* PROBLEM *
Determine how many lines include the word "Months", then give that number and nothing more.

* DATA PROVIDED *
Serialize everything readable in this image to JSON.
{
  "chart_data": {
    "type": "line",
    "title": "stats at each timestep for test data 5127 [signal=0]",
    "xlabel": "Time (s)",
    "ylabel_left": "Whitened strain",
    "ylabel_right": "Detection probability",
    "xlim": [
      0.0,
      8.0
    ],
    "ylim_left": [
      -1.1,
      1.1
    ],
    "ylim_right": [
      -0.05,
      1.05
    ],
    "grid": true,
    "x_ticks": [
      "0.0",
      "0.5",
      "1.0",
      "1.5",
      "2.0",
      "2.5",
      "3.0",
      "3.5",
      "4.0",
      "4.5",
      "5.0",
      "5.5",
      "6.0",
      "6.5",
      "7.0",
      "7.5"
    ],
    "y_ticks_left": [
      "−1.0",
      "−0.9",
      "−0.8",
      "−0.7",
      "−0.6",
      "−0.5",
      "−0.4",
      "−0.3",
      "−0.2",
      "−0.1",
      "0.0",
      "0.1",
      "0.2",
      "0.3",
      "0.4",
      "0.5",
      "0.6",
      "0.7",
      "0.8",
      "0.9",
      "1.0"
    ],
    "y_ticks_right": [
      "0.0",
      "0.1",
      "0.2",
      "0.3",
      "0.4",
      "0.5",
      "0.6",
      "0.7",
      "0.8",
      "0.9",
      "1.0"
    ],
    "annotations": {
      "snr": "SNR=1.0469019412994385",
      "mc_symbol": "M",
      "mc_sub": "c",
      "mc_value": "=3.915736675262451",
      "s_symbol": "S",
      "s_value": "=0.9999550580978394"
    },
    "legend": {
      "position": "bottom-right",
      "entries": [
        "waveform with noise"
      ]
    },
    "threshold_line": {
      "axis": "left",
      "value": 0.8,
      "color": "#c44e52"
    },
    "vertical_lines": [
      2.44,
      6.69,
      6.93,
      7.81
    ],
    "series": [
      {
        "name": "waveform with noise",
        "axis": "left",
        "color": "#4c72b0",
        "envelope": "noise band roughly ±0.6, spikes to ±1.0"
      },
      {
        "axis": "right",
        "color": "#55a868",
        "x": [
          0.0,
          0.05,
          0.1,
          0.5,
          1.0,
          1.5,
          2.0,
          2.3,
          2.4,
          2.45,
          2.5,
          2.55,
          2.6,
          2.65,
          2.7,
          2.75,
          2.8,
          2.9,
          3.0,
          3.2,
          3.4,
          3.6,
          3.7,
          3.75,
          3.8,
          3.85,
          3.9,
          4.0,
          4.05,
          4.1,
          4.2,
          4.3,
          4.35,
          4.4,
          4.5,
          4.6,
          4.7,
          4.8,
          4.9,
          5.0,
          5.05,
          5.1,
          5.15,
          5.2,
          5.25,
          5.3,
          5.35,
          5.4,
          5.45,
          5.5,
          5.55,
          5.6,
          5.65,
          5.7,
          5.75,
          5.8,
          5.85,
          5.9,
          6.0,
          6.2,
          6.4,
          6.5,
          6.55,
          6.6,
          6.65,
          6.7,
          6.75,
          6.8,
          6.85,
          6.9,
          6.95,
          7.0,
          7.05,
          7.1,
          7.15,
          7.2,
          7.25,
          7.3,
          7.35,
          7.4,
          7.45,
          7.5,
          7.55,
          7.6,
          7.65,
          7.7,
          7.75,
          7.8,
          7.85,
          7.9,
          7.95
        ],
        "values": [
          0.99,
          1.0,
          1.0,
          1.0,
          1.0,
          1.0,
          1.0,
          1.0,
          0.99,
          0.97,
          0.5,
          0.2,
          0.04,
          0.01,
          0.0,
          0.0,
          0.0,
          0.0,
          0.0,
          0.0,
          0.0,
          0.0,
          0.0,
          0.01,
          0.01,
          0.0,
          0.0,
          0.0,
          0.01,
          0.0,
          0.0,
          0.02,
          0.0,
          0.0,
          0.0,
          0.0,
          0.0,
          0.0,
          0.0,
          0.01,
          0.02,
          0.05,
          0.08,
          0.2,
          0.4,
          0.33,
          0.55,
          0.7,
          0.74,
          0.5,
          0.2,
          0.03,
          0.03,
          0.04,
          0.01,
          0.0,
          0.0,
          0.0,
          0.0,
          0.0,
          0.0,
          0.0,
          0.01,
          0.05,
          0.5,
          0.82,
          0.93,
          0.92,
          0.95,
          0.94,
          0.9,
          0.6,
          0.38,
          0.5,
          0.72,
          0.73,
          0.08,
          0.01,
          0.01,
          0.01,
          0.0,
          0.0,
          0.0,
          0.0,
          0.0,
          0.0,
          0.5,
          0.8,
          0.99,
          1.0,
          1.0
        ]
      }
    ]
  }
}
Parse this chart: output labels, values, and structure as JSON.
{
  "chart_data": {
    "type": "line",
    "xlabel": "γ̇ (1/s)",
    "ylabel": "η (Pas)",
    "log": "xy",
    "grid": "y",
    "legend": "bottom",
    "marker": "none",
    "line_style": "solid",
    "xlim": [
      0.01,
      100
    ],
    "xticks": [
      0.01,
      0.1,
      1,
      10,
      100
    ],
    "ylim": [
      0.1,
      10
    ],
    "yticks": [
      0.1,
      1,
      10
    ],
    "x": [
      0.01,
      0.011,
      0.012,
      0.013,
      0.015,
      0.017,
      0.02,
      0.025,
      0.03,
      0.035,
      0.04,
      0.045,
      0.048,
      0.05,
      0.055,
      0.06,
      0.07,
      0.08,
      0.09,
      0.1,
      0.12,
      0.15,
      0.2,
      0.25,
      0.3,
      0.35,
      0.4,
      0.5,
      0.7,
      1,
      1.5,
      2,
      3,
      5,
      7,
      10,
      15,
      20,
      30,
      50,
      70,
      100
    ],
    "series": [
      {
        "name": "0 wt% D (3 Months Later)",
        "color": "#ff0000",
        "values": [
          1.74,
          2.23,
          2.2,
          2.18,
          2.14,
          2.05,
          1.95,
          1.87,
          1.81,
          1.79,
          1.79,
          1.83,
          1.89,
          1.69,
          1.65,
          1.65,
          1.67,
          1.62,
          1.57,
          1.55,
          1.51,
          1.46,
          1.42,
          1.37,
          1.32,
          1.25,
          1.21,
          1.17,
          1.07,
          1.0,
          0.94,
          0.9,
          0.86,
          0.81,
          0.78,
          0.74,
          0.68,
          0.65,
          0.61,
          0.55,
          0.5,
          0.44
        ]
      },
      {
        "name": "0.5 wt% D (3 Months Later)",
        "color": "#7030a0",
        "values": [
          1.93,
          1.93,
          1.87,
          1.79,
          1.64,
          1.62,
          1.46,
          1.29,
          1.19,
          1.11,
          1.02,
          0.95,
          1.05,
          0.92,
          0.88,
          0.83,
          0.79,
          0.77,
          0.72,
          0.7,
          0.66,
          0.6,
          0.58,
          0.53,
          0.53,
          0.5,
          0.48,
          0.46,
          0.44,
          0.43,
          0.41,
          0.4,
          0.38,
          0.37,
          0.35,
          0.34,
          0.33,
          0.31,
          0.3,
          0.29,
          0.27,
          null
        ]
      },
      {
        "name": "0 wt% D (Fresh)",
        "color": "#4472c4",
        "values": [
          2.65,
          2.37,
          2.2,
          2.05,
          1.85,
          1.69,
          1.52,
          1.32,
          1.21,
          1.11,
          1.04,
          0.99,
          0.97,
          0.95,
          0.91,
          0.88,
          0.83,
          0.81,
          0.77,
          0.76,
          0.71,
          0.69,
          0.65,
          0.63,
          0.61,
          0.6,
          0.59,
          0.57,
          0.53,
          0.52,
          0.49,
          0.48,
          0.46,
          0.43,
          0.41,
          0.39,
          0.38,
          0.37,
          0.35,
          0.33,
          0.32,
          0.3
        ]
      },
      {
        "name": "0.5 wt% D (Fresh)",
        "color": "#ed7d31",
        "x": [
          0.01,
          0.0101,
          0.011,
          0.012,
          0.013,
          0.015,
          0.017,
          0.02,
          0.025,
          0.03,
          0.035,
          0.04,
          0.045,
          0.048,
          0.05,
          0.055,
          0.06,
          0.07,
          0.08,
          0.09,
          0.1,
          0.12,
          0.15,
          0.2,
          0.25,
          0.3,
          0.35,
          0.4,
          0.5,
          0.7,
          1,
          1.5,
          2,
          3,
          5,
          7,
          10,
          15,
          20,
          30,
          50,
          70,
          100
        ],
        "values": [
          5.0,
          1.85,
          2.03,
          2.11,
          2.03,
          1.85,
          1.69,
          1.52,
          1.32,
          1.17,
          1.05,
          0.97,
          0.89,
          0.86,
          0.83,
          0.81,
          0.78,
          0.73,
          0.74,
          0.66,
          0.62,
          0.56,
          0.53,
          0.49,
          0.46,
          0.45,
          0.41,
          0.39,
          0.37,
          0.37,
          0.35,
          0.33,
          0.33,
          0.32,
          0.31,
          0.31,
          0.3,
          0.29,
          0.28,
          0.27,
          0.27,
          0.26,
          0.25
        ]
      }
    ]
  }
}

* TASK RESULT *
2